## BEGIN Data for the task
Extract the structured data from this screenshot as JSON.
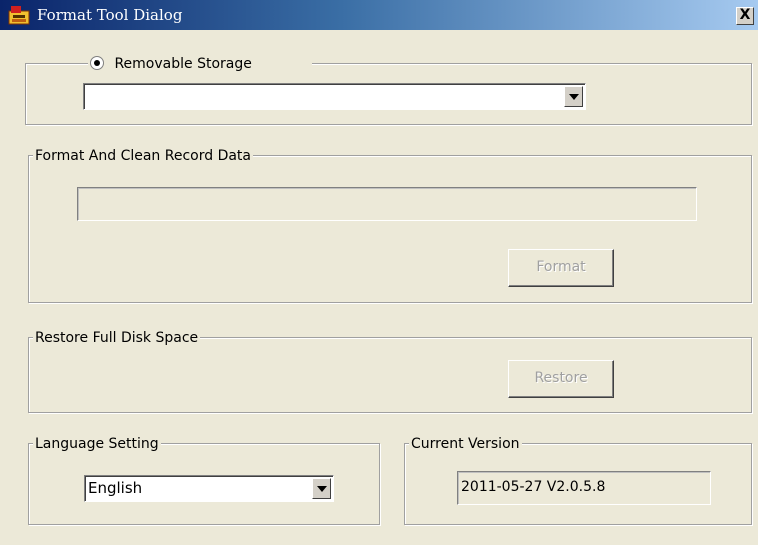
{
  "window": {
    "title": "Format Tool Dialog",
    "close_label": "X"
  },
  "storage": {
    "radio_label": "Removable Storage",
    "radio_checked": true,
    "device_selected": ""
  },
  "format_section": {
    "label": "Format And Clean Record Data",
    "progress_text": "",
    "button_label": "Format"
  },
  "restore_section": {
    "label": "Restore Full Disk Space",
    "button_label": "Restore"
  },
  "language": {
    "label": "Language Setting",
    "selected": "English"
  },
  "version": {
    "label": "Current Version",
    "value": "2011-05-27 V2.0.5.8"
  }
}
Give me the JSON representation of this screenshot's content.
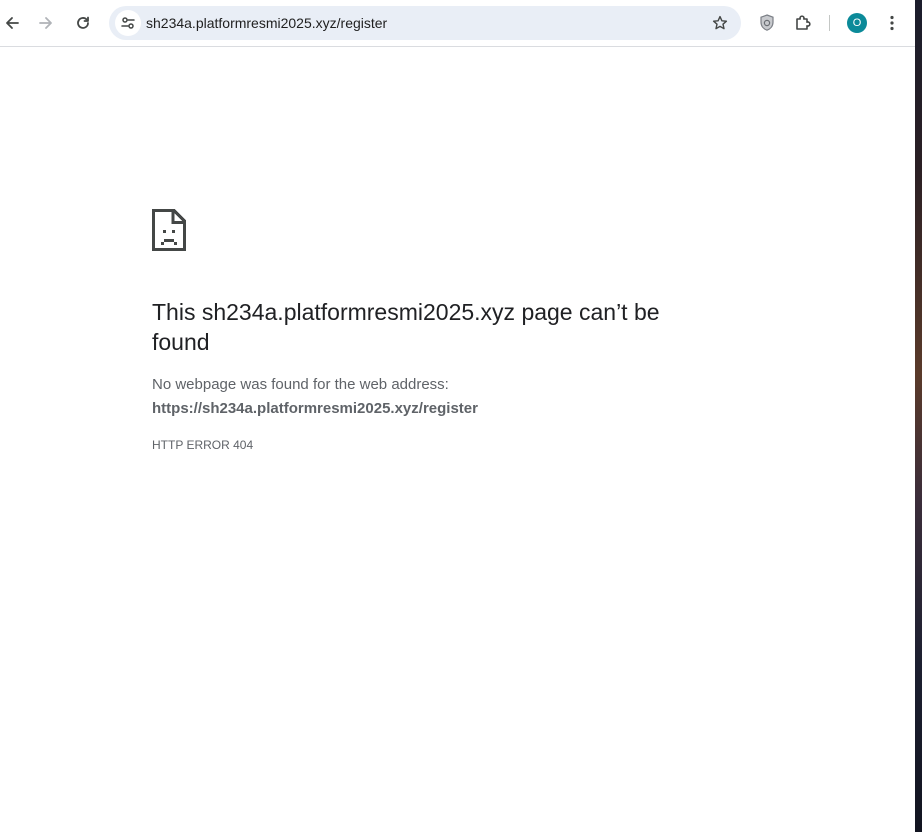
{
  "toolbar": {
    "back_icon": "arrow-left-icon",
    "forward_icon": "arrow-right-icon",
    "reload_icon": "reload-icon",
    "site_info_icon": "tune-icon",
    "url": "sh234a.platformresmi2025.xyz/register",
    "bookmark_icon": "star-icon",
    "shield_icon": "shield-icon",
    "extensions_icon": "puzzle-icon",
    "profile_initial": "O",
    "profile_color": "#0b8a99",
    "menu_icon": "kebab-menu-icon"
  },
  "error_page": {
    "icon": "sad-page-icon",
    "title": "This sh234a.platformresmi2025.xyz page can’t be found",
    "description": "No webpage was found for the web address:",
    "url": "https://sh234a.platformresmi2025.xyz/register",
    "code": "HTTP ERROR 404"
  }
}
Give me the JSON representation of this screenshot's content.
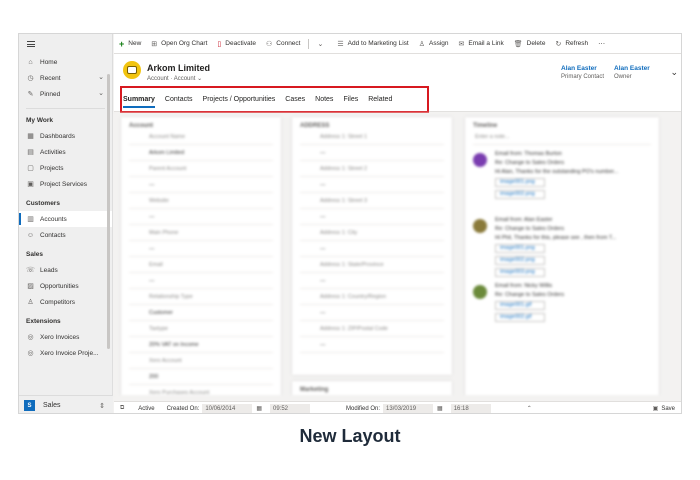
{
  "sidebar": {
    "top_items": [
      {
        "label": "Home",
        "icon": "home-icon"
      },
      {
        "label": "Recent",
        "icon": "clock-icon"
      },
      {
        "label": "Pinned",
        "icon": "pin-icon"
      }
    ],
    "groups": [
      {
        "title": "My Work",
        "items": [
          "Dashboards",
          "Activities",
          "Projects",
          "Project Services"
        ]
      },
      {
        "title": "Customers",
        "items": [
          "Accounts",
          "Contacts"
        ]
      },
      {
        "title": "Sales",
        "items": [
          "Leads",
          "Opportunities",
          "Competitors"
        ]
      },
      {
        "title": "Extensions",
        "items": [
          "Xero Invoices",
          "Xero Invoice Proje..."
        ]
      }
    ],
    "area_badge": "S",
    "area_label": "Sales",
    "active_item": "Accounts"
  },
  "commands": [
    {
      "label": "New",
      "icon": "plus-icon"
    },
    {
      "label": "Open Org Chart",
      "icon": "org-chart-icon"
    },
    {
      "label": "Deactivate",
      "icon": "deactivate-icon"
    },
    {
      "label": "Connect",
      "icon": "connect-icon"
    },
    {
      "label": "Add to Marketing List",
      "icon": "marketing-list-icon"
    },
    {
      "label": "Assign",
      "icon": "assign-icon"
    },
    {
      "label": "Email a Link",
      "icon": "email-icon"
    },
    {
      "label": "Delete",
      "icon": "delete-icon"
    },
    {
      "label": "Refresh",
      "icon": "refresh-icon"
    }
  ],
  "record": {
    "title": "Arkom Limited",
    "entity": "Account",
    "form": "Account",
    "primary_contact": {
      "name": "Alan Easter",
      "role": "Primary Contact"
    },
    "owner": {
      "name": "Alan Easter",
      "role": "Owner"
    }
  },
  "tabs": [
    "Summary",
    "Contacts",
    "Projects / Opportunities",
    "Cases",
    "Notes",
    "Files",
    "Related"
  ],
  "active_tab": "Summary",
  "content": {
    "account_title": "Account",
    "account_fields": [
      {
        "label": "Account Name",
        "value": "Arkom Limited"
      },
      {
        "label": "Parent Account",
        "value": "---"
      },
      {
        "label": "Website",
        "value": "---"
      },
      {
        "label": "Main Phone",
        "value": "---"
      },
      {
        "label": "Email",
        "value": "---"
      },
      {
        "label": "Relationship Type",
        "value": "Customer"
      },
      {
        "label": "Taxtype",
        "value": "20% VAT on Income"
      },
      {
        "label": "Xero Account",
        "value": "200"
      },
      {
        "label": "Xero Purchases Account",
        "value": ""
      }
    ],
    "address_title": "ADDRESS",
    "address_fields": [
      {
        "label": "Address 1: Street 1",
        "value": "---"
      },
      {
        "label": "Address 1: Street 2",
        "value": "---"
      },
      {
        "label": "Address 1: Street 3",
        "value": "---"
      },
      {
        "label": "Address 1: City",
        "value": "---"
      },
      {
        "label": "Address 1: State/Province",
        "value": "---"
      },
      {
        "label": "Address 1: Country/Region",
        "value": "---"
      },
      {
        "label": "Address 1: ZIP/Postal Code",
        "value": "---"
      }
    ],
    "marketing_title": "Marketing",
    "timeline_title": "Timeline",
    "timeline_placeholder": "Enter a note...",
    "timeline_items": [
      {
        "line1": "Email from: Thomas Burton",
        "line2": "Re: Change to Sales Orders",
        "line3": "Hi Alan, Thanks for the outstanding PO's number...",
        "time": "4:36 PM",
        "attachments": [
          "image001.png",
          "image002.png"
        ],
        "color": "#7a3db0"
      },
      {
        "line1": "Email from: Alan Easter",
        "line2": "Re: Change to Sales Orders",
        "line3": "Hi Phil, Thanks for this, please see , then from T...",
        "time": "1:04 PM",
        "attachments": [
          "image001.png",
          "image002.png",
          "image003.png"
        ],
        "color": "#8a7a3a"
      },
      {
        "line1": "Email from: Nicky Willis",
        "line2": "Re: Change to Sales Orders",
        "line3": "",
        "time": "01/03/2019",
        "attachments": [
          "image001.gif",
          "image002.gif"
        ],
        "color": "#6b8a3a"
      }
    ]
  },
  "footer": {
    "status": "Active",
    "created_label": "Created On:",
    "created_date": "10/06/2014",
    "created_time": "09:52",
    "modified_label": "Modified On:",
    "modified_date": "13/03/2019",
    "modified_time": "16:18",
    "save_label": "Save"
  },
  "caption": "New Layout",
  "colors": {
    "accent": "#0f6cbd",
    "highlight": "#d71920"
  }
}
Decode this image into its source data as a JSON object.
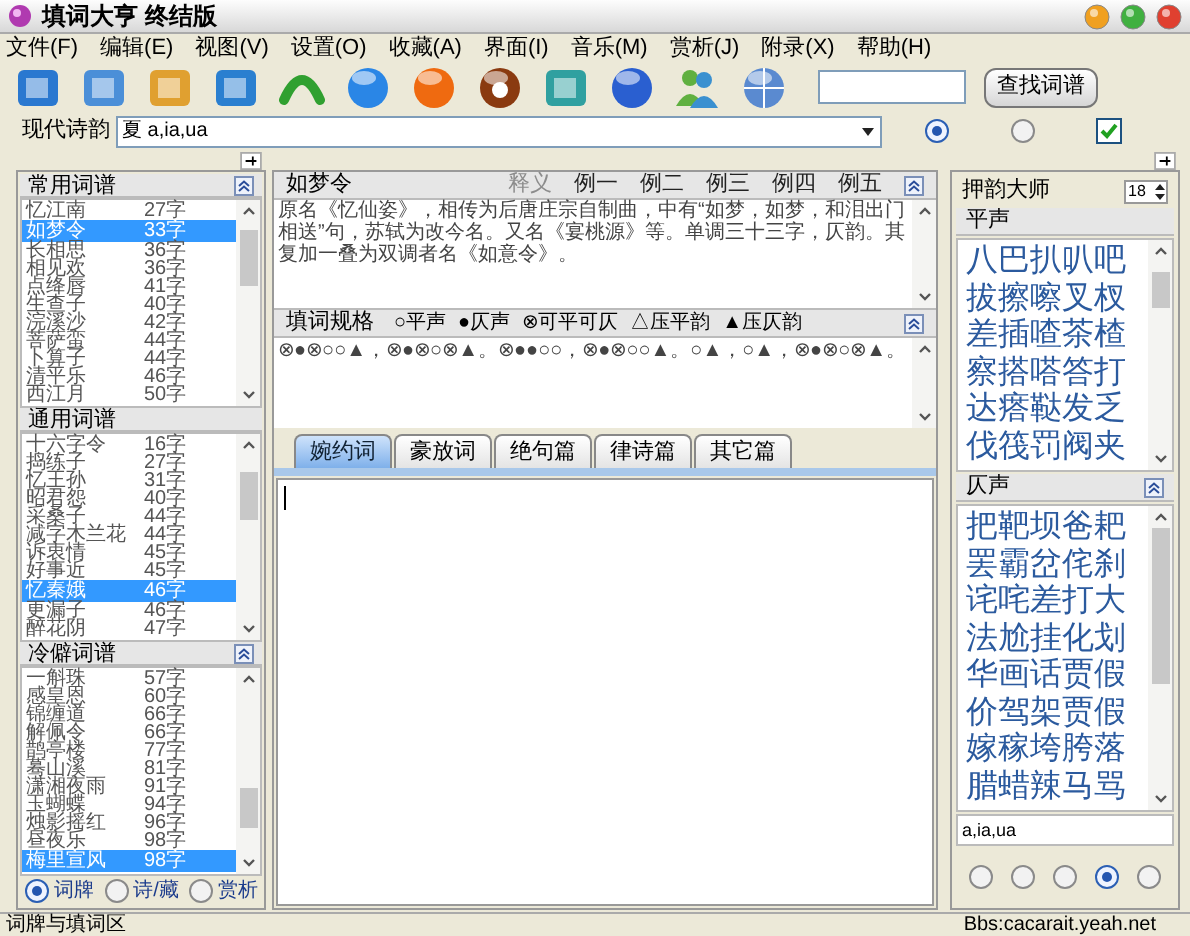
{
  "window": {
    "title": "填词大亨  终结版"
  },
  "menu": [
    "文件(F)",
    "编辑(E)",
    "视图(V)",
    "设置(O)",
    "收藏(A)",
    "界面(I)",
    "音乐(M)",
    "赏析(J)",
    "附录(X)",
    "帮助(H)"
  ],
  "toolbar": {
    "search_button": "查找词谱"
  },
  "rhyme_bar": {
    "label": "现代诗韵",
    "value": "夏 a,ia,ua",
    "options": [
      {
        "kind": "radio",
        "selected": true
      },
      {
        "kind": "radio",
        "selected": false
      },
      {
        "kind": "checkbox",
        "checked": true
      }
    ]
  },
  "left_groups": [
    {
      "title": "常用词谱",
      "items": [
        {
          "name": "忆江南",
          "count": "27字",
          "selected": false
        },
        {
          "name": "如梦令",
          "count": "33字",
          "selected": true
        },
        {
          "name": "长相思",
          "count": "36字",
          "selected": false
        },
        {
          "name": "相见欢",
          "count": "36字",
          "selected": false
        },
        {
          "name": "点绛唇",
          "count": "41字",
          "selected": false
        },
        {
          "name": "生查子",
          "count": "40字",
          "selected": false
        },
        {
          "name": "浣溪沙",
          "count": "42字",
          "selected": false
        },
        {
          "name": "菩萨蛮",
          "count": "44字",
          "selected": false
        },
        {
          "name": "卜算子",
          "count": "44字",
          "selected": false
        },
        {
          "name": "清平乐",
          "count": "46字",
          "selected": false
        },
        {
          "name": "西江月",
          "count": "50字",
          "selected": false
        }
      ]
    },
    {
      "title": "通用词谱",
      "items": [
        {
          "name": "十六字令",
          "count": "16字",
          "selected": false
        },
        {
          "name": "捣练子",
          "count": "27字",
          "selected": false
        },
        {
          "name": "忆王孙",
          "count": "31字",
          "selected": false
        },
        {
          "name": "昭君怨",
          "count": "40字",
          "selected": false
        },
        {
          "name": "采桑子",
          "count": "44字",
          "selected": false
        },
        {
          "name": "减字木兰花",
          "count": "44字",
          "selected": false
        },
        {
          "name": "诉衷情",
          "count": "45字",
          "selected": false
        },
        {
          "name": "好事近",
          "count": "45字",
          "selected": false
        },
        {
          "name": "忆秦娥",
          "count": "46字",
          "selected": true
        },
        {
          "name": "更漏子",
          "count": "46字",
          "selected": false
        },
        {
          "name": "醉花阴",
          "count": "47字",
          "selected": false
        }
      ]
    },
    {
      "title": "冷僻词谱",
      "items": [
        {
          "name": "一斛珠",
          "count": "57字",
          "selected": false
        },
        {
          "name": "感皇恩",
          "count": "60字",
          "selected": false
        },
        {
          "name": "锦缠道",
          "count": "66字",
          "selected": false
        },
        {
          "name": "解佩令",
          "count": "66字",
          "selected": false
        },
        {
          "name": "鹊亭楼",
          "count": "77字",
          "selected": false
        },
        {
          "name": "蓦山溪",
          "count": "81字",
          "selected": false
        },
        {
          "name": "潇湘夜雨",
          "count": "91字",
          "selected": false
        },
        {
          "name": "玉蝴蝶",
          "count": "94字",
          "selected": false
        },
        {
          "name": "烛影摇红",
          "count": "96字",
          "selected": false
        },
        {
          "name": "昼夜乐",
          "count": "98字",
          "selected": false
        },
        {
          "name": "梅里宣风",
          "count": "98字",
          "selected": true
        }
      ]
    }
  ],
  "left_modes": [
    {
      "label": "词牌",
      "selected": true
    },
    {
      "label": "诗/藏",
      "selected": false
    },
    {
      "label": "赏析",
      "selected": false
    }
  ],
  "detail": {
    "title": "如梦令",
    "tabs": [
      {
        "label": "释义",
        "selected": true
      },
      {
        "label": "例一",
        "selected": false
      },
      {
        "label": "例二",
        "selected": false
      },
      {
        "label": "例三",
        "selected": false
      },
      {
        "label": "例四",
        "selected": false
      },
      {
        "label": "例五",
        "selected": false
      }
    ],
    "text": "原名《忆仙姿》，相传为后唐庄宗自制曲，中有“如梦，如梦，和泪出门相送”句，苏轼为改今名。又名《宴桃源》等。单调三十三字，仄韵。其复加一叠为双调者名《如意令》。"
  },
  "pattern": {
    "title": "填词规格",
    "legend": [
      "○平声",
      "●仄声",
      "⊗可平可仄",
      "△压平韵",
      "▲压仄韵"
    ],
    "text": "⊗●⊗○○▲，⊗●⊗○⊗▲。⊗●●○○，⊗●⊗○○▲。○▲，○▲，⊗●⊗○⊗▲。"
  },
  "editor_tabs": [
    {
      "label": "婉约词",
      "selected": true
    },
    {
      "label": "豪放词",
      "selected": false
    },
    {
      "label": "绝句篇",
      "selected": false
    },
    {
      "label": "律诗篇",
      "selected": false
    },
    {
      "label": "其它篇",
      "selected": false
    }
  ],
  "rhyme_master": {
    "title": "押韵大师",
    "size": "18",
    "groups": [
      {
        "title": "平声",
        "lines": [
          "八巴扒叭吧",
          "拔擦嚓叉杈",
          "差插喳茶楂",
          "察搭嗒答打",
          "达瘩鞑发乏",
          "伐筏罚阀夹"
        ]
      },
      {
        "title": "仄声",
        "lines": [
          "把靶坝爸耙",
          "罢霸岔侘刹",
          "诧咤差打大",
          "法尬挂化划",
          "华画话贾假",
          "价驾架贾假",
          "嫁稼垮胯落",
          "腊蜡辣马骂"
        ]
      }
    ],
    "rhyme": "a,ia,ua",
    "modes": [
      {
        "selected": false
      },
      {
        "selected": false
      },
      {
        "selected": false
      },
      {
        "selected": true
      },
      {
        "selected": false
      }
    ]
  },
  "status_bar": {
    "left": "词牌与填词区",
    "right": "Bbs:cacarait.yeah.net"
  }
}
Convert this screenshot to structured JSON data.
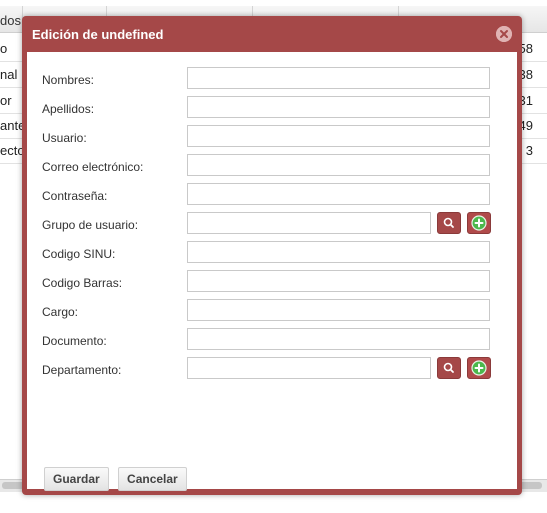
{
  "background_grid": {
    "header_label": "dos",
    "rows": [
      {
        "left": "o",
        "right": "58"
      },
      {
        "left": "nal",
        "right": "38"
      },
      {
        "left": "or",
        "right": "31"
      },
      {
        "left": "ante",
        "right": "49"
      },
      {
        "left": "ecto",
        "right": "3"
      }
    ]
  },
  "dialog": {
    "title": "Edición de undefined",
    "close_icon": "close-icon",
    "fields": [
      {
        "label": "Nombres:",
        "value": ""
      },
      {
        "label": "Apellidos:",
        "value": ""
      },
      {
        "label": "Usuario:",
        "value": ""
      },
      {
        "label": "Correo electrónico:",
        "value": ""
      },
      {
        "label": "Contraseña:",
        "value": ""
      },
      {
        "label": "Grupo de usuario:",
        "value": ""
      },
      {
        "label": "Codigo SINU:",
        "value": ""
      },
      {
        "label": "Codigo Barras:",
        "value": ""
      },
      {
        "label": "Cargo:",
        "value": ""
      },
      {
        "label": "Documento:",
        "value": ""
      },
      {
        "label": "Departamento:",
        "value": ""
      }
    ],
    "buttons": {
      "save": "Guardar",
      "cancel": "Cancelar"
    }
  },
  "colors": {
    "dialog_frame": "#a54848",
    "add_icon": "#4cb84c"
  }
}
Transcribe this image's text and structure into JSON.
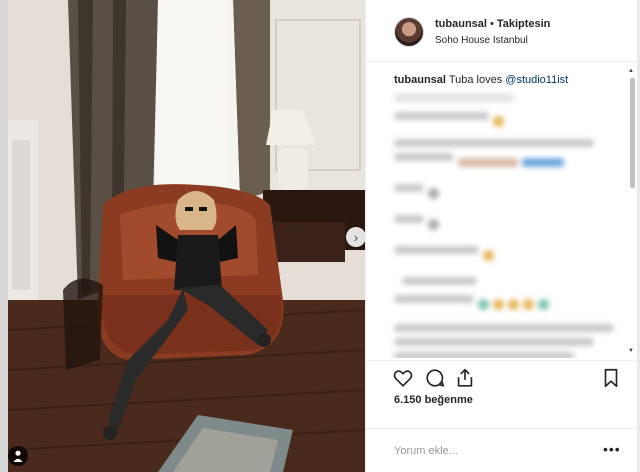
{
  "post": {
    "username": "tubaunsal",
    "separator": "•",
    "follow_status": "Takiptesin",
    "location": "Soho House Istanbul",
    "caption_user": "tubaunsal",
    "caption_text": "Tuba loves",
    "caption_mention": "@studio11ist",
    "likes": "6.150 beğenme",
    "comment_placeholder": "Yorum ekle...",
    "more_label": "•••"
  },
  "icons": {
    "like": "heart-icon",
    "comment": "comment-bubble-icon",
    "share": "share-icon",
    "save": "bookmark-icon",
    "next": "chevron-right-icon",
    "tagged": "person-tag-icon"
  },
  "colors": {
    "mention": "#003569",
    "panel_bg": "#ffffff",
    "page_bg": "#fafafa"
  }
}
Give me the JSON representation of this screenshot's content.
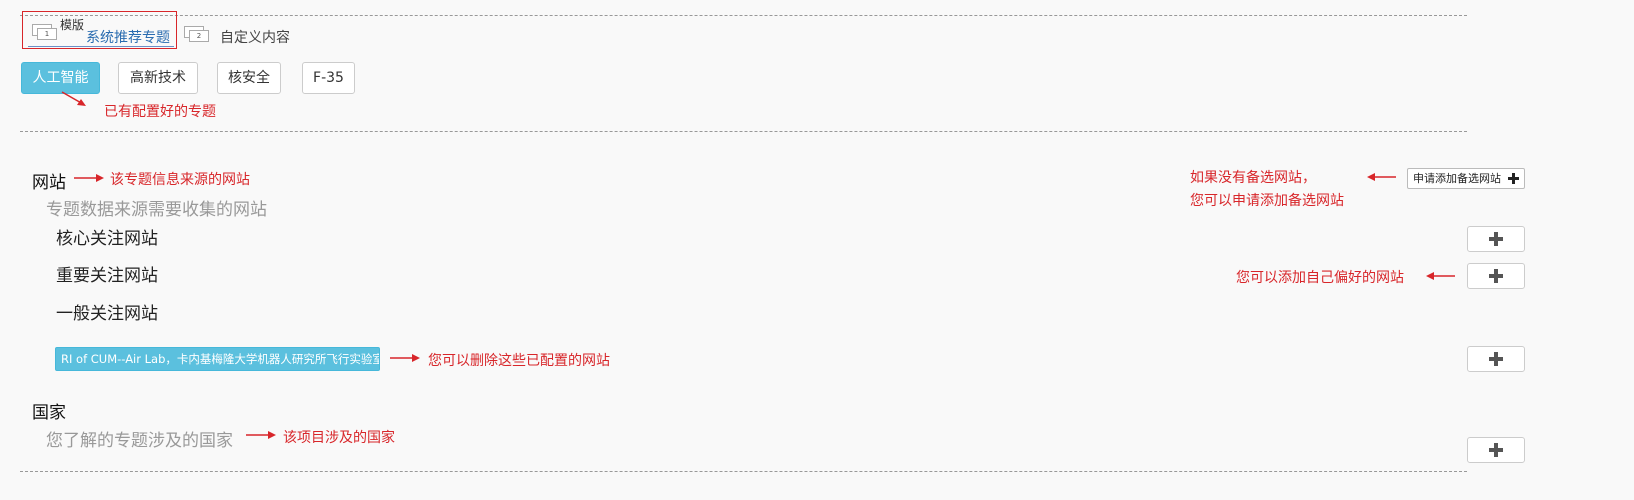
## END Data for the task
**Task description**
Provide only the count of lines in the material above that hold the word "Street".

**Solution to this problem**
3